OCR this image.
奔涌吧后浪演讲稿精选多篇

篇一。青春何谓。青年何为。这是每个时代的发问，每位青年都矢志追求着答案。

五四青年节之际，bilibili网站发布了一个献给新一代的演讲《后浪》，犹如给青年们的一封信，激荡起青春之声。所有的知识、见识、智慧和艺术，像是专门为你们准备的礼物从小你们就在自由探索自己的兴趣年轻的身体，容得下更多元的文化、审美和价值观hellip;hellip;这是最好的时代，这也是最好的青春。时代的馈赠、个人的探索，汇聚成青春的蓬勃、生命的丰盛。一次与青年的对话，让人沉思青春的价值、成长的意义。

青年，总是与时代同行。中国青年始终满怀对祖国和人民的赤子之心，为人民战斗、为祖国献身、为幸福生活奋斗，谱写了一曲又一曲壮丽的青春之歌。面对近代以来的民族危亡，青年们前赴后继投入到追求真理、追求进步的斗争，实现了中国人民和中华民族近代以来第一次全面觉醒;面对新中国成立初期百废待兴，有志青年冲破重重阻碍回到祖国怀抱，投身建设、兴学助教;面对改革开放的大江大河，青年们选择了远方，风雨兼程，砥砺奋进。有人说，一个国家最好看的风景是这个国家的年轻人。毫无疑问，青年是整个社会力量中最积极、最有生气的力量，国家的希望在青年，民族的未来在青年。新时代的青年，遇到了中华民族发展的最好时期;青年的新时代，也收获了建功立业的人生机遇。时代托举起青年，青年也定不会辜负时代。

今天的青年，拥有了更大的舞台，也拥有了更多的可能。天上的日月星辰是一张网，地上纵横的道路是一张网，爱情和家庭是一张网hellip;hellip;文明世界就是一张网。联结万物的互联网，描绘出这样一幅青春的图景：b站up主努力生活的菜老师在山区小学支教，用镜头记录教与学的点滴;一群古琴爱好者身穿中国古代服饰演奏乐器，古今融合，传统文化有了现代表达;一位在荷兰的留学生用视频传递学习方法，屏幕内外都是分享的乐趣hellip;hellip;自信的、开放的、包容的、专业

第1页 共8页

※ ※ ※

◆ WHAT THE TASK REQUIRES
Select every line above that contains the word "hellip", and copy it.

◆ CORRECT OUTPUT
五四青年节之际，bilibili网站发布了一个献给新一代的演讲《后浪》，犹如给青年们的一封信，激荡起青春之声。所有的知识、见识、智慧和艺术，像是专门为你们准备的礼物从小你们就在自由探索自己的兴趣年轻的身体，容得下更多元的文化、审美和价值观hellip;hellip;这是最好的时代，这也是最好的青春。时代的馈赠、个人的探索，汇聚成青春的蓬勃、生命的丰盛。一次与青年的对话，让人沉思青春的价值、成长的意义。
今天的青年，拥有了更大的舞台，也拥有了更多的可能。天上的日月星辰是一张网，地上纵横的道路是一张网，爱情和家庭是一张网hellip;hellip;文明世界就是一张网。联结万物的互联网，描绘出这样一幅青春的图景：b站up主努力生活的菜老师在山区小学支教，用镜头记录教与学的点滴;一群古琴爱好者身穿中国古代服饰演奏乐器，古今融合，传统文化有了现代表达;一位在荷兰的留学生用视频传递学习方法，屏幕内外都是分享的乐趣hellip;hellip;自信的、开放的、包容的、专业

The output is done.